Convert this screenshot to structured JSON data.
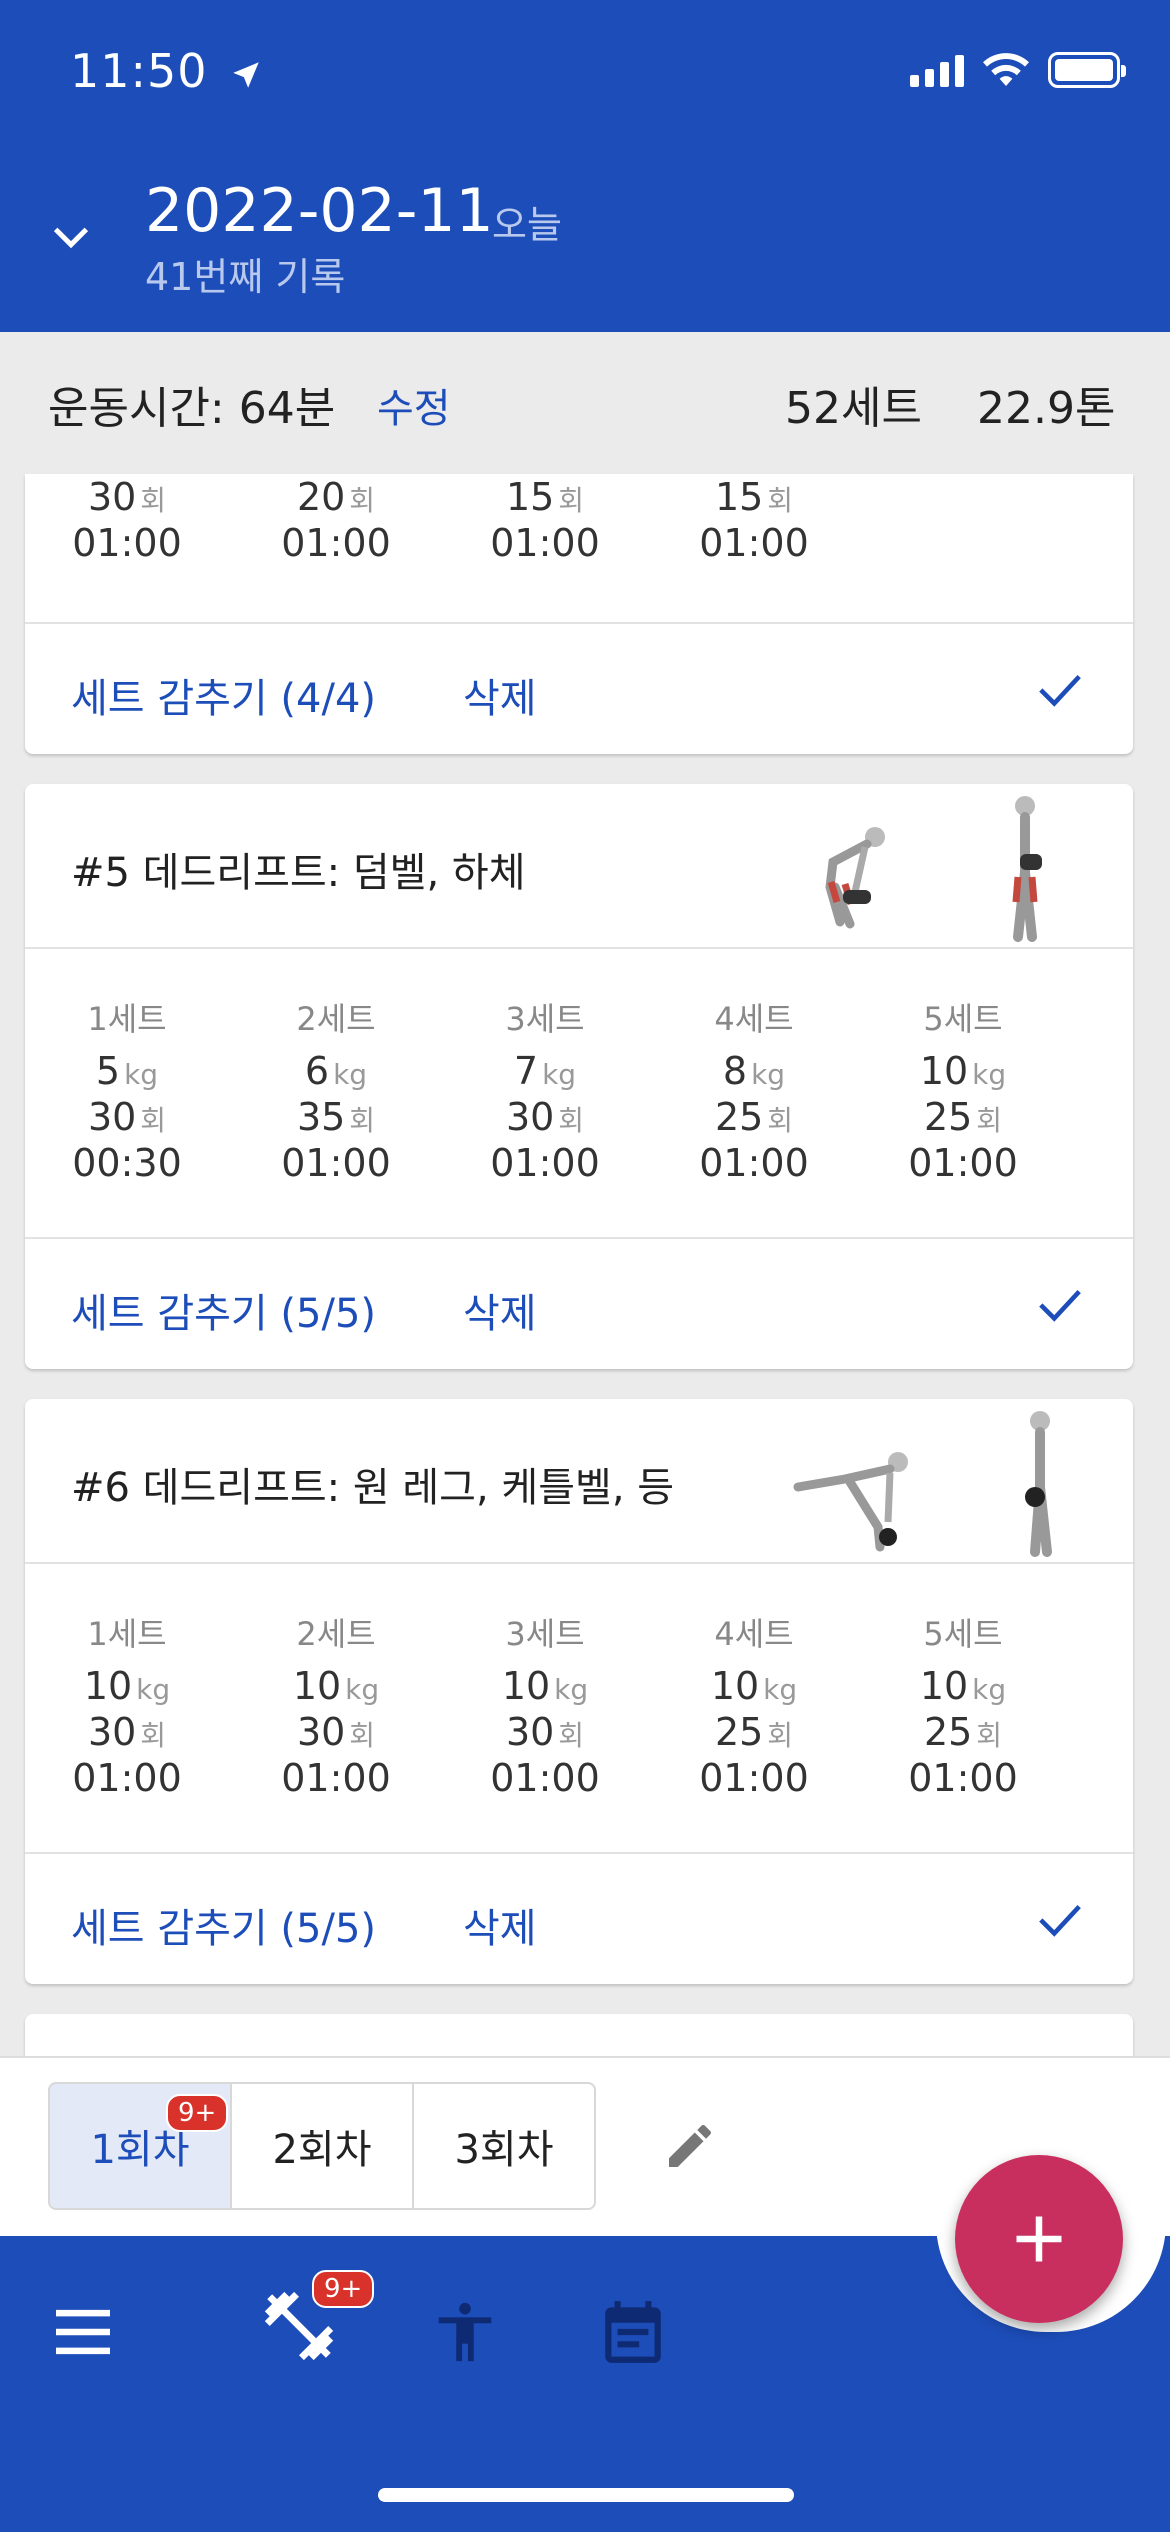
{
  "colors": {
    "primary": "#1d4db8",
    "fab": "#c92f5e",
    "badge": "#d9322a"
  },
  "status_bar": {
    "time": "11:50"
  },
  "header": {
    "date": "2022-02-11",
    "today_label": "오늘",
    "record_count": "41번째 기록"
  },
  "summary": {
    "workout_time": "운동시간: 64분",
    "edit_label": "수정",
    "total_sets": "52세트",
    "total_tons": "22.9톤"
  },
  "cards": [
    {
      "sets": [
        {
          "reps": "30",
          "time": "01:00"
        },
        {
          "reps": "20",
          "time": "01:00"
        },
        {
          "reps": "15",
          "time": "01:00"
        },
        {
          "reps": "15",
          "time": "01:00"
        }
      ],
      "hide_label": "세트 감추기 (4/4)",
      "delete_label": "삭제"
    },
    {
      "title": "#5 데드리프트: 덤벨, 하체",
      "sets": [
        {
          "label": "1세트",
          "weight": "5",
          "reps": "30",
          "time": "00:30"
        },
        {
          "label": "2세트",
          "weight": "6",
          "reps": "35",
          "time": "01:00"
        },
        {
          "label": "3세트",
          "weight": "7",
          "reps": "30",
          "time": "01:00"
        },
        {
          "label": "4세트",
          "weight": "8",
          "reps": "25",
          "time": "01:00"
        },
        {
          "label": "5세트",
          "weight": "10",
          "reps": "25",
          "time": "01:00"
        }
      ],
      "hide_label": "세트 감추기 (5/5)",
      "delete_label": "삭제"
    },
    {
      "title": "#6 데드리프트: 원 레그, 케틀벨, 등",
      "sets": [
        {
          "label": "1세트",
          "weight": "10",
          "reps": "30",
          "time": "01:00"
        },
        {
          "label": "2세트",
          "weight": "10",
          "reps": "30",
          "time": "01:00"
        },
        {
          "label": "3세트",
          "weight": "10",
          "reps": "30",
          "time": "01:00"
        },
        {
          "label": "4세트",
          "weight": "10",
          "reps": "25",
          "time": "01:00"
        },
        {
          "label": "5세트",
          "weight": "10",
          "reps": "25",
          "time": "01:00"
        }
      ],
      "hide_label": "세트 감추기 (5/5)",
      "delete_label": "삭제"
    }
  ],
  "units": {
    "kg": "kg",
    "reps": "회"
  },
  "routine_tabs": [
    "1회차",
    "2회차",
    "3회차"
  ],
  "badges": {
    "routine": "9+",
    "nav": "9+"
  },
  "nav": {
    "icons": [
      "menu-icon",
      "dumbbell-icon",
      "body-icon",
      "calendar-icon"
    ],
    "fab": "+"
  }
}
---------------
**What you should do**
Write out the material above once more, exactly as it reads, with no pictures.

**Expected answer**
Convert this screenshot to structured JSON data.
{
  "colors": {
    "primary": "#1d4db8",
    "fab": "#c92f5e",
    "badge": "#d9322a"
  },
  "status_bar": {
    "time": "11:50"
  },
  "header": {
    "date": "2022-02-11",
    "today_label": "오늘",
    "record_count": "41번째 기록"
  },
  "summary": {
    "workout_time": "운동시간: 64분",
    "edit_label": "수정",
    "total_sets": "52세트",
    "total_tons": "22.9톤"
  },
  "cards": [
    {
      "sets": [
        {
          "reps": "30",
          "time": "01:00"
        },
        {
          "reps": "20",
          "time": "01:00"
        },
        {
          "reps": "15",
          "time": "01:00"
        },
        {
          "reps": "15",
          "time": "01:00"
        }
      ],
      "hide_label": "세트 감추기 (4/4)",
      "delete_label": "삭제"
    },
    {
      "title": "#5 데드리프트: 덤벨, 하체",
      "sets": [
        {
          "label": "1세트",
          "weight": "5",
          "reps": "30",
          "time": "00:30"
        },
        {
          "label": "2세트",
          "weight": "6",
          "reps": "35",
          "time": "01:00"
        },
        {
          "label": "3세트",
          "weight": "7",
          "reps": "30",
          "time": "01:00"
        },
        {
          "label": "4세트",
          "weight": "8",
          "reps": "25",
          "time": "01:00"
        },
        {
          "label": "5세트",
          "weight": "10",
          "reps": "25",
          "time": "01:00"
        }
      ],
      "hide_label": "세트 감추기 (5/5)",
      "delete_label": "삭제"
    },
    {
      "title": "#6 데드리프트: 원 레그, 케틀벨, 등",
      "sets": [
        {
          "label": "1세트",
          "weight": "10",
          "reps": "30",
          "time": "01:00"
        },
        {
          "label": "2세트",
          "weight": "10",
          "reps": "30",
          "time": "01:00"
        },
        {
          "label": "3세트",
          "weight": "10",
          "reps": "30",
          "time": "01:00"
        },
        {
          "label": "4세트",
          "weight": "10",
          "reps": "25",
          "time": "01:00"
        },
        {
          "label": "5세트",
          "weight": "10",
          "reps": "25",
          "time": "01:00"
        }
      ],
      "hide_label": "세트 감추기 (5/5)",
      "delete_label": "삭제"
    }
  ],
  "units": {
    "kg": "kg",
    "reps": "회"
  },
  "routine_tabs": [
    "1회차",
    "2회차",
    "3회차"
  ],
  "badges": {
    "routine": "9+",
    "nav": "9+"
  },
  "nav": {
    "icons": [
      "menu-icon",
      "dumbbell-icon",
      "body-icon",
      "calendar-icon"
    ],
    "fab": "+"
  }
}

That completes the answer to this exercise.